▸ **Dataset records**:

◇ ◇ ◇ ◇

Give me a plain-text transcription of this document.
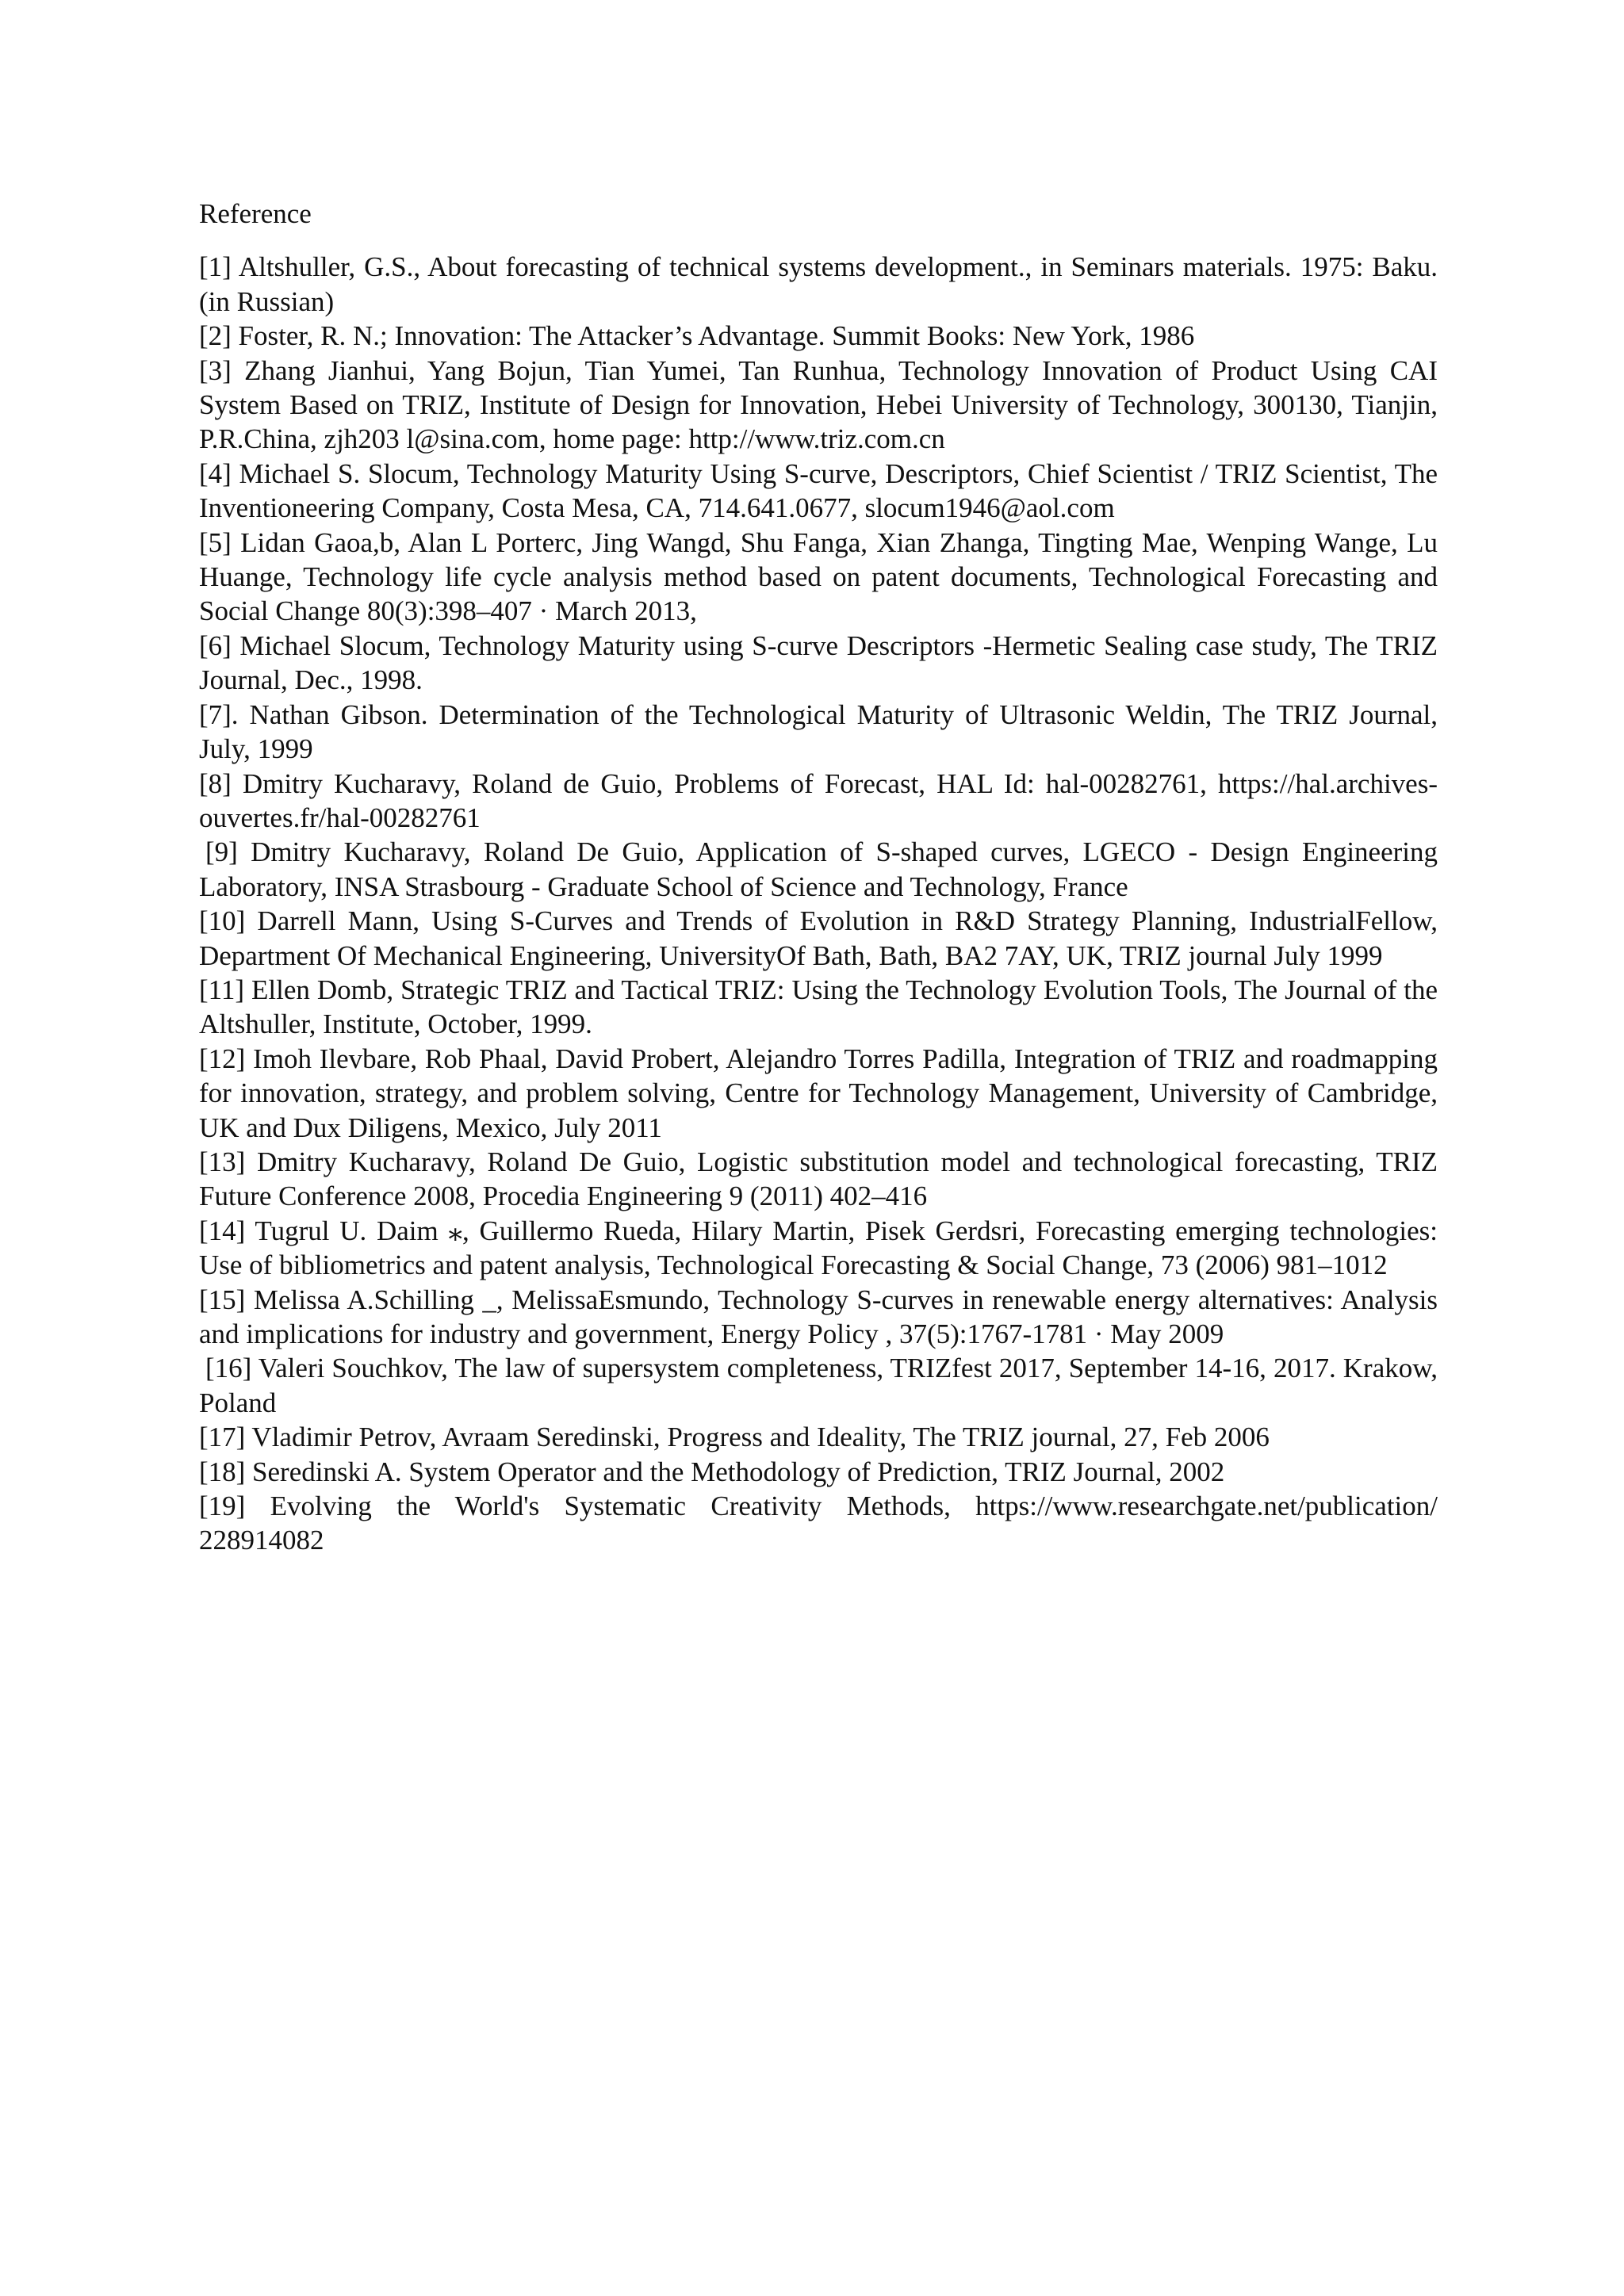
Reference
[1] Altshuller, G.S., About forecasting of technical systems development., in Seminars materials. 1975: Baku. (in Russian)
[2] Foster, R. N.; Innovation: The Attacker’s Advantage. Summit Books: New York, 1986
[3] Zhang Jianhui, Yang Bojun, Tian Yumei, Tan Runhua, Technology Innovation of Product Using CAI System Based on TRIZ, Institute of Design for Innovation, Hebei University of Technology, 300130, Tianjin, P.R.China, zjh203 l@sina.com, home page: http://www.triz.com.cn
[4] Michael S. Slocum, Technology Maturity Using S-curve, Descriptors, Chief Scientist / TRIZ Scientist, The Inventioneering Company, Costa Mesa, CA, 714.641.0677, slocum1946@aol.com
[5] Lidan Gaoa,b, Alan L Porterc, Jing Wangd, Shu Fanga, Xian Zhanga, Tingting Mae, Wenping Wange, Lu Huange, Technology life cycle analysis method based on patent documents, Technological Forecasting and Social Change 80(3):398–407 · March 2013,
[6] Michael Slocum, Technology Maturity using S-curve Descriptors -Hermetic Sealing case study, The TRIZ Journal, Dec., 1998.
[7]. Nathan Gibson. Determination of the Technological Maturity of Ultrasonic Weldin, The TRIZ Journal, July, 1999
[8] Dmitry Kucharavy, Roland de Guio, Problems of Forecast, HAL Id: hal-00282761, https://hal.archives-ouvertes.fr/hal-00282761
[9] Dmitry Kucharavy, Roland De Guio, Application of S-shaped curves, LGECO - Design Engineering Laboratory, INSA Strasbourg - Graduate School of Science and Technology, France
[10] Darrell Mann, Using S-Curves and Trends of Evolution in R&D Strategy Planning, IndustrialFellow, Department Of Mechanical Engineering, UniversityOf Bath, Bath, BA2 7AY, UK, TRIZ journal July 1999
[11] Ellen Domb, Strategic TRIZ and Tactical TRIZ: Using the Technology Evolution Tools, The Journal of the Altshuller, Institute, October, 1999.
[12] Imoh Ilevbare, Rob Phaal, David Probert, Alejandro Torres Padilla, Integration of TRIZ and roadmapping for innovation, strategy, and problem solving, Centre for Technology Management, University of Cambridge, UK and Dux Diligens, Mexico, July 2011
[13] Dmitry Kucharavy, Roland De Guio, Logistic substitution model and technological forecasting, TRIZ Future Conference 2008, Procedia Engineering 9 (2011) 402–416
[14] Tugrul U. Daim ⁎, Guillermo Rueda, Hilary Martin, Pisek Gerdsri, Forecasting emerging technologies: Use of bibliometrics and patent analysis, Technological Forecasting & Social Change, 73 (2006) 981–1012
[15] Melissa A.Schilling _, MelissaEsmundo, Technology S-curves in renewable energy alternatives: Analysis and implications for industry and government, Energy Policy , 37(5):1767-1781 · May 2009
[16] Valeri Souchkov, The law of supersystem completeness, TRIZfest 2017, September 14-16, 2017. Krakow, Poland
[17] Vladimir Petrov, Avraam Seredinski, Progress and Ideality, The TRIZ journal, 27, Feb 2006
[18] Seredinski A. System Operator and the Methodology of Prediction, TRIZ Journal, 2002
[19] Evolving the World's Systematic Creativity Methods, https://www.researchgate.net/publication/ 228914082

◇ ◇ ◇ ◇

▸ **What you are asked to do**:
Note each line of the entries that has "Seredinski" in it, and copy those lines.

▸ **Reply to the task**:
[17] Vladimir Petrov, Avraam Seredinski, Progress and Ideality, The TRIZ journal, 27, Feb 2006
[18] Seredinski A. System Operator and the Methodology of Prediction, TRIZ Journal, 2002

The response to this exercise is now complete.